● **Directions**: Repeat the lines that follow, leaving nothing out.

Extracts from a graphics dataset
● ● ● ●

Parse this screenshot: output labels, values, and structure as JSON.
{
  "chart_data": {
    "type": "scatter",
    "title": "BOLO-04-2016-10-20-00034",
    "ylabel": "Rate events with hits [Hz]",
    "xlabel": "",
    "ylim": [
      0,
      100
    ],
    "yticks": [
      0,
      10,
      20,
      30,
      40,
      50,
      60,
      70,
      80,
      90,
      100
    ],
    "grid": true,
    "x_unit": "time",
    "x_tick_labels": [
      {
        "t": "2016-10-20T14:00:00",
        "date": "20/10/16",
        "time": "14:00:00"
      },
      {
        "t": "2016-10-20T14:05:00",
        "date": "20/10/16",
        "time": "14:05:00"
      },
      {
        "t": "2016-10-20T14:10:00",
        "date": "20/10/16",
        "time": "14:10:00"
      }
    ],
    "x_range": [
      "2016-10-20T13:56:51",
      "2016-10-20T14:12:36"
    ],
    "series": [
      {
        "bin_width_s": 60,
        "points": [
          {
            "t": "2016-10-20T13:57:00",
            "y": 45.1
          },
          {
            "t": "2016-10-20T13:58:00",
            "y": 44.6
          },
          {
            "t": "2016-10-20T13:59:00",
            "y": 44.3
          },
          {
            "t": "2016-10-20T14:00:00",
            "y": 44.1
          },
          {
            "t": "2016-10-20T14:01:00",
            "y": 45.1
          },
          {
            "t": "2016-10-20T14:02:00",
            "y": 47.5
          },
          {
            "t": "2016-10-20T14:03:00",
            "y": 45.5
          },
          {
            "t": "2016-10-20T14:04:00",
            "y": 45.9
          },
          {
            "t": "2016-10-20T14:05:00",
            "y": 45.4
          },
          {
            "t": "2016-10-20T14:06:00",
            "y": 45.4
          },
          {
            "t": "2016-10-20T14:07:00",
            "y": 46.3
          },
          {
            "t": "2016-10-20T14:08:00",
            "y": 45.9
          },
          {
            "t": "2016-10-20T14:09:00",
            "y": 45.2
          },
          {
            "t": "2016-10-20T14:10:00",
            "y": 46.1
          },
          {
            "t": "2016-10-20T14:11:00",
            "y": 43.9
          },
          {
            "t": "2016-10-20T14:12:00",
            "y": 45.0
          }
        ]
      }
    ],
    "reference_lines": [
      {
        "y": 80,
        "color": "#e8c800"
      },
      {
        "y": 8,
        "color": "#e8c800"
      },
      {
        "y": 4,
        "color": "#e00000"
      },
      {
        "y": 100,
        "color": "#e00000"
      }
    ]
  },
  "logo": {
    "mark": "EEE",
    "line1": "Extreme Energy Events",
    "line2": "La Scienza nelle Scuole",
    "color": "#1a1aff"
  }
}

● ● ● ●

● **The output**:
Parse this screenshot: output labels, values, and structure as JSON.
{
  "chart_data": {
    "type": "scatter",
    "title": "BOLO-04-2016-10-20-00034",
    "ylabel": "Rate events with hits [Hz]",
    "xlabel": "",
    "ylim": [
      0,
      100
    ],
    "yticks": [
      0,
      10,
      20,
      30,
      40,
      50,
      60,
      70,
      80,
      90,
      100
    ],
    "grid": true,
    "x_unit": "time",
    "x_tick_labels": [
      {
        "t": "2016-10-20T14:00:00",
        "date": "20/10/16",
        "time": "14:00:00"
      },
      {
        "t": "2016-10-20T14:05:00",
        "date": "20/10/16",
        "time": "14:05:00"
      },
      {
        "t": "2016-10-20T14:10:00",
        "date": "20/10/16",
        "time": "14:10:00"
      }
    ],
    "x_range": [
      "2016-10-20T13:56:51",
      "2016-10-20T14:12:36"
    ],
    "series": [
      {
        "bin_width_s": 60,
        "points": [
          {
            "t": "2016-10-20T13:57:00",
            "y": 45.1
          },
          {
            "t": "2016-10-20T13:58:00",
            "y": 44.6
          },
          {
            "t": "2016-10-20T13:59:00",
            "y": 44.3
          },
          {
            "t": "2016-10-20T14:00:00",
            "y": 44.1
          },
          {
            "t": "2016-10-20T14:01:00",
            "y": 45.1
          },
          {
            "t": "2016-10-20T14:02:00",
            "y": 47.5
          },
          {
            "t": "2016-10-20T14:03:00",
            "y": 45.5
          },
          {
            "t": "2016-10-20T14:04:00",
            "y": 45.9
          },
          {
            "t": "2016-10-20T14:05:00",
            "y": 45.4
          },
          {
            "t": "2016-10-20T14:06:00",
            "y": 45.4
          },
          {
            "t": "2016-10-20T14:07:00",
            "y": 46.3
          },
          {
            "t": "2016-10-20T14:08:00",
            "y": 45.9
          },
          {
            "t": "2016-10-20T14:09:00",
            "y": 45.2
          },
          {
            "t": "2016-10-20T14:10:00",
            "y": 46.1
          },
          {
            "t": "2016-10-20T14:11:00",
            "y": 43.9
          },
          {
            "t": "2016-10-20T14:12:00",
            "y": 45.0
          }
        ]
      }
    ],
    "reference_lines": [
      {
        "y": 80,
        "color": "#e8c800"
      },
      {
        "y": 8,
        "color": "#e8c800"
      },
      {
        "y": 4,
        "color": "#e00000"
      },
      {
        "y": 100,
        "color": "#e00000"
      }
    ]
  },
  "logo": {
    "mark": "EEE",
    "line1": "Extreme Energy Events",
    "line2": "La Scienza nelle Scuole",
    "color": "#1a1aff"
  }
}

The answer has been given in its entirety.